-- start --
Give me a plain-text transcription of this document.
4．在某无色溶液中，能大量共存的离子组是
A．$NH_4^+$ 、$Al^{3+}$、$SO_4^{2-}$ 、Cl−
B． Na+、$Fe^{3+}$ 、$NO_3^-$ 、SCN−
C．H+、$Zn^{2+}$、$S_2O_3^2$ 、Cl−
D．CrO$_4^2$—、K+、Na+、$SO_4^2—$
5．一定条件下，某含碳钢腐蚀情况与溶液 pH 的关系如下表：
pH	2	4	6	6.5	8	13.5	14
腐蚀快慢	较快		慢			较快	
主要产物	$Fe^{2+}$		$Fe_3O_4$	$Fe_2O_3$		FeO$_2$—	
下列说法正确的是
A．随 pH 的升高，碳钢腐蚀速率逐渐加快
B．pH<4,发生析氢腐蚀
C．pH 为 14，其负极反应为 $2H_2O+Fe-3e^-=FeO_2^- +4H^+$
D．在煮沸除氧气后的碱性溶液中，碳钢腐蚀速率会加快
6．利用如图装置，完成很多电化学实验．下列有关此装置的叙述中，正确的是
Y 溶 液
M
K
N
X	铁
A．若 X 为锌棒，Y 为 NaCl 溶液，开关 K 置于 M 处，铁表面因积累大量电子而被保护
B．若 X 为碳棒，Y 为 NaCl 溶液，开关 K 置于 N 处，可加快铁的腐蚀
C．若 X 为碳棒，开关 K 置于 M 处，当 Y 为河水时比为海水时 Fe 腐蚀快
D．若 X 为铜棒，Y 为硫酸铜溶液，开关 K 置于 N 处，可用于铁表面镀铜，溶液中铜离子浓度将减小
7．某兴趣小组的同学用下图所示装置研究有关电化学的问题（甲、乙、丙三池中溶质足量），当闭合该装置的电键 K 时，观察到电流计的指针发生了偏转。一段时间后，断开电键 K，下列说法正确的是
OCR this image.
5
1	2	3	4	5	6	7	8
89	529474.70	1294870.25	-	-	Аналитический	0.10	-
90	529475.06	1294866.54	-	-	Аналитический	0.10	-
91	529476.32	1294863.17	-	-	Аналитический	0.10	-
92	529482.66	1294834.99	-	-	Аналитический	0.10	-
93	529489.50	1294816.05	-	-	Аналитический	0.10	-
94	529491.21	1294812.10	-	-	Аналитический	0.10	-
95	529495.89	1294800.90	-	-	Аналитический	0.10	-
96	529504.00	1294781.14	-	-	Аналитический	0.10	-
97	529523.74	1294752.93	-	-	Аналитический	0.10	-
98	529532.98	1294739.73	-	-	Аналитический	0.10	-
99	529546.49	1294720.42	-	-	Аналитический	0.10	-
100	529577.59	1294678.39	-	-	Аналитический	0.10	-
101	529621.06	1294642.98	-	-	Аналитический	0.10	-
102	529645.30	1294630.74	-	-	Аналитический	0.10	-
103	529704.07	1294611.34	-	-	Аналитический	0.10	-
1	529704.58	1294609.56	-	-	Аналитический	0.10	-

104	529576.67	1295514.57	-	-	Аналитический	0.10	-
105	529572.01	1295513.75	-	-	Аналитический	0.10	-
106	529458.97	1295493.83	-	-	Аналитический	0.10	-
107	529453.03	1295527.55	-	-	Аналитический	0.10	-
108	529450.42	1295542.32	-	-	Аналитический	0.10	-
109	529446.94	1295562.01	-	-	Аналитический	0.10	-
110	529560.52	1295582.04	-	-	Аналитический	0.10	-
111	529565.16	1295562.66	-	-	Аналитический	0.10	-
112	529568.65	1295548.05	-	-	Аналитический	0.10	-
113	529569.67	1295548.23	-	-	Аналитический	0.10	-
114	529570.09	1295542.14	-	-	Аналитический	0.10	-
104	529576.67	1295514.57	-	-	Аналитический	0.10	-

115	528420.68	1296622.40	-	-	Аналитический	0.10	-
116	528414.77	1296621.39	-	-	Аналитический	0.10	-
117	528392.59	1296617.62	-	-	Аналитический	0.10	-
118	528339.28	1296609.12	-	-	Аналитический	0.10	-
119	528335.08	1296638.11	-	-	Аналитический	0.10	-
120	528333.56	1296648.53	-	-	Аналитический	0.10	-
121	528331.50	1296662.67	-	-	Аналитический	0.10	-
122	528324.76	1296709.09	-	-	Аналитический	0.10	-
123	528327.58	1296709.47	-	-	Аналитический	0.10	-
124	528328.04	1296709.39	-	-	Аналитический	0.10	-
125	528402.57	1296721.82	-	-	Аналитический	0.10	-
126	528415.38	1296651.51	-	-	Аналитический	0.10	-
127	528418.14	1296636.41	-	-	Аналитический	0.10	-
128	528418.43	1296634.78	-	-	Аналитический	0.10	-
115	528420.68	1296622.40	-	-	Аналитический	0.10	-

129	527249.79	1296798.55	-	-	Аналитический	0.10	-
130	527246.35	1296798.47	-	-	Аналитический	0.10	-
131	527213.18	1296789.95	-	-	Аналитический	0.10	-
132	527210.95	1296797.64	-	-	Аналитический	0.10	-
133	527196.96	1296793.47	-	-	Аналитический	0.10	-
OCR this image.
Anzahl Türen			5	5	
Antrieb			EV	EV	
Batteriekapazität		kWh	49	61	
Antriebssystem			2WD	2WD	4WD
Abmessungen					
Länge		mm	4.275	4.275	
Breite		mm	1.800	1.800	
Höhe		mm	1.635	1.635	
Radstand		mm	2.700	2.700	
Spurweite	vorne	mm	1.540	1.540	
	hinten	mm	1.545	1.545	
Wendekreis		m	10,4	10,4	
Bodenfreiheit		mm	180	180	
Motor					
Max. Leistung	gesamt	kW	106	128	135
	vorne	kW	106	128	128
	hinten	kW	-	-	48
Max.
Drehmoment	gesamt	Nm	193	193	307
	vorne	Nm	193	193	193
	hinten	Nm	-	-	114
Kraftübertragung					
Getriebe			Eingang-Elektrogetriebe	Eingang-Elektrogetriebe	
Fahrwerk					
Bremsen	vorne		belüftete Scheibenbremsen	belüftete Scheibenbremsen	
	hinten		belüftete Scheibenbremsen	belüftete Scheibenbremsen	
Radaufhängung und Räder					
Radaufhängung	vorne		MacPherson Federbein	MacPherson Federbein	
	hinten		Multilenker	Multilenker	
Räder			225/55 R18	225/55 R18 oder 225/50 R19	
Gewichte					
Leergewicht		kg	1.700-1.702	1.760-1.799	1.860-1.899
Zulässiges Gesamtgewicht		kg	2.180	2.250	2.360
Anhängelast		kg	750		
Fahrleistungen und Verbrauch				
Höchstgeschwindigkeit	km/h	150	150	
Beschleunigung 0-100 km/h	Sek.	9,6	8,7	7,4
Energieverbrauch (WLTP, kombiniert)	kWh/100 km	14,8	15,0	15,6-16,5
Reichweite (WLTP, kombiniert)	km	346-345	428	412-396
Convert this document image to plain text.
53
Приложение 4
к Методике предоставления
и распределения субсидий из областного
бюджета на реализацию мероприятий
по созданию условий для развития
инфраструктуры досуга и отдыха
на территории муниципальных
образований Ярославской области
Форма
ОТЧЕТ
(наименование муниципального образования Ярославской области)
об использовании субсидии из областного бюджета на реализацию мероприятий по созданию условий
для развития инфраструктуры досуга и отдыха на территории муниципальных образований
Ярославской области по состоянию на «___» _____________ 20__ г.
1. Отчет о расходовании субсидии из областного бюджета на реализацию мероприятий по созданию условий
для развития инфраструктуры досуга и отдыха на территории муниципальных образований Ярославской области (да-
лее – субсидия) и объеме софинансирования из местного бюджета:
-- end --
# Written exercise:
The whole listing above needs to be written out again exactly.

# Output for this exercise:
Give me a plain-text transcription of this document.
4．在某无色溶液中，能大量共存的离子组是
A．$NH_4^+$ 、$Al^{3+}$、$SO_4^{2-}$ 、Cl−
B． Na+、$Fe^{3+}$ 、$NO_3^-$ 、SCN−
C．H+、$Zn^{2+}$、$S_2O_3^2$ 、Cl−
D．CrO$_4^2$—、K+、Na+、$SO_4^2—$
5．一定条件下，某含碳钢腐蚀情况与溶液 pH 的关系如下表：
pH	2	4	6	6.5	8	13.5	14
腐蚀快慢	较快		慢			较快	
主要产物	$Fe^{2+}$		$Fe_3O_4$	$Fe_2O_3$		FeO$_2$—	
下列说法正确的是
A．随 pH 的升高，碳钢腐蚀速率逐渐加快
B．pH<4,发生析氢腐蚀
C．pH 为 14，其负极反应为 $2H_2O+Fe-3e^-=FeO_2^- +4H^+$
D．在煮沸除氧气后的碱性溶液中，碳钢腐蚀速率会加快
6．利用如图装置，完成很多电化学实验．下列有关此装置的叙述中，正确的是
Y 溶 液
M
K
N
X	铁
A．若 X 为锌棒，Y 为 NaCl 溶液，开关 K 置于 M 处，铁表面因积累大量电子而被保护
B．若 X 为碳棒，Y 为 NaCl 溶液，开关 K 置于 N 处，可加快铁的腐蚀
C．若 X 为碳棒，开关 K 置于 M 处，当 Y 为河水时比为海水时 Fe 腐蚀快
D．若 X 为铜棒，Y 为硫酸铜溶液，开关 K 置于 N 处，可用于铁表面镀铜，溶液中铜离子浓度将减小
7．某兴趣小组的同学用下图所示装置研究有关电化学的问题（甲、乙、丙三池中溶质足量），当闭合该装置的电键 K 时，观察到电流计的指针发生了偏转。一段时间后，断开电键 K，下列说法正确的是
OCR this image.
5
1	2	3	4	5	6	7	8
89	529474.70	1294870.25	-	-	Аналитический	0.10	-
90	529475.06	1294866.54	-	-	Аналитический	0.10	-
91	529476.32	1294863.17	-	-	Аналитический	0.10	-
92	529482.66	1294834.99	-	-	Аналитический	0.10	-
93	529489.50	1294816.05	-	-	Аналитический	0.10	-
94	529491.21	1294812.10	-	-	Аналитический	0.10	-
95	529495.89	1294800.90	-	-	Аналитический	0.10	-
96	529504.00	1294781.14	-	-	Аналитический	0.10	-
97	529523.74	1294752.93	-	-	Аналитический	0.10	-
98	529532.98	1294739.73	-	-	Аналитический	0.10	-
99	529546.49	1294720.42	-	-	Аналитический	0.10	-
100	529577.59	1294678.39	-	-	Аналитический	0.10	-
101	529621.06	1294642.98	-	-	Аналитический	0.10	-
102	529645.30	1294630.74	-	-	Аналитический	0.10	-
103	529704.07	1294611.34	-	-	Аналитический	0.10	-
1	529704.58	1294609.56	-	-	Аналитический	0.10	-

104	529576.67	1295514.57	-	-	Аналитический	0.10	-
105	529572.01	1295513.75	-	-	Аналитический	0.10	-
106	529458.97	1295493.83	-	-	Аналитический	0.10	-
107	529453.03	1295527.55	-	-	Аналитический	0.10	-
108	529450.42	1295542.32	-	-	Аналитический	0.10	-
109	529446.94	1295562.01	-	-	Аналитический	0.10	-
110	529560.52	1295582.04	-	-	Аналитический	0.10	-
111	529565.16	1295562.66	-	-	Аналитический	0.10	-
112	529568.65	1295548.05	-	-	Аналитический	0.10	-
113	529569.67	1295548.23	-	-	Аналитический	0.10	-
114	529570.09	1295542.14	-	-	Аналитический	0.10	-
104	529576.67	1295514.57	-	-	Аналитический	0.10	-

115	528420.68	1296622.40	-	-	Аналитический	0.10	-
116	528414.77	1296621.39	-	-	Аналитический	0.10	-
117	528392.59	1296617.62	-	-	Аналитический	0.10	-
118	528339.28	1296609.12	-	-	Аналитический	0.10	-
119	528335.08	1296638.11	-	-	Аналитический	0.10	-
120	528333.56	1296648.53	-	-	Аналитический	0.10	-
121	528331.50	1296662.67	-	-	Аналитический	0.10	-
122	528324.76	1296709.09	-	-	Аналитический	0.10	-
123	528327.58	1296709.47	-	-	Аналитический	0.10	-
124	528328.04	1296709.39	-	-	Аналитический	0.10	-
125	528402.57	1296721.82	-	-	Аналитический	0.10	-
126	528415.38	1296651.51	-	-	Аналитический	0.10	-
127	528418.14	1296636.41	-	-	Аналитический	0.10	-
128	528418.43	1296634.78	-	-	Аналитический	0.10	-
115	528420.68	1296622.40	-	-	Аналитический	0.10	-

129	527249.79	1296798.55	-	-	Аналитический	0.10	-
130	527246.35	1296798.47	-	-	Аналитический	0.10	-
131	527213.18	1296789.95	-	-	Аналитический	0.10	-
132	527210.95	1296797.64	-	-	Аналитический	0.10	-
133	527196.96	1296793.47	-	-	Аналитический	0.10	-
OCR this image.
Anzahl Türen			5	5	
Antrieb			EV	EV	
Batteriekapazität		kWh	49	61	
Antriebssystem			2WD	2WD	4WD
Abmessungen					
Länge		mm	4.275	4.275	
Breite		mm	1.800	1.800	
Höhe		mm	1.635	1.635	
Radstand		mm	2.700	2.700	
Spurweite	vorne	mm	1.540	1.540	
	hinten	mm	1.545	1.545	
Wendekreis		m	10,4	10,4	
Bodenfreiheit		mm	180	180	
Motor					
Max. Leistung	gesamt	kW	106	128	135
	vorne	kW	106	128	128
	hinten	kW	-	-	48
Max.
Drehmoment	gesamt	Nm	193	193	307
	vorne	Nm	193	193	193
	hinten	Nm	-	-	114
Kraftübertragung					
Getriebe			Eingang-Elektrogetriebe	Eingang-Elektrogetriebe	
Fahrwerk					
Bremsen	vorne		belüftete Scheibenbremsen	belüftete Scheibenbremsen	
	hinten		belüftete Scheibenbremsen	belüftete Scheibenbremsen	
Radaufhängung und Räder					
Radaufhängung	vorne		MacPherson Federbein	MacPherson Federbein	
	hinten		Multilenker	Multilenker	
Räder			225/55 R18	225/55 R18 oder 225/50 R19	
Gewichte					
Leergewicht		kg	1.700-1.702	1.760-1.799	1.860-1.899
Zulässiges Gesamtgewicht		kg	2.180	2.250	2.360
Anhängelast		kg	750		
Fahrleistungen und Verbrauch				
Höchstgeschwindigkeit	km/h	150	150	
Beschleunigung 0-100 km/h	Sek.	9,6	8,7	7,4
Energieverbrauch (WLTP, kombiniert)	kWh/100 km	14,8	15,0	15,6-16,5
Reichweite (WLTP, kombiniert)	km	346-345	428	412-396
Convert this document image to plain text.
53
Приложение 4
к Методике предоставления
и распределения субсидий из областного
бюджета на реализацию мероприятий
по созданию условий для развития
инфраструктуры досуга и отдыха
на территории муниципальных
образований Ярославской области
Форма
ОТЧЕТ
(наименование муниципального образования Ярославской области)
об использовании субсидии из областного бюджета на реализацию мероприятий по созданию условий
для развития инфраструктуры досуга и отдыха на территории муниципальных образований
Ярославской области по состоянию на «___» _____________ 20__ г.
1. Отчет о расходовании субсидии из областного бюджета на реализацию мероприятий по созданию условий
для развития инфраструктуры досуга и отдыха на территории муниципальных образований Ярославской области (да-
лее – субсидия) и объеме софинансирования из местного бюджета:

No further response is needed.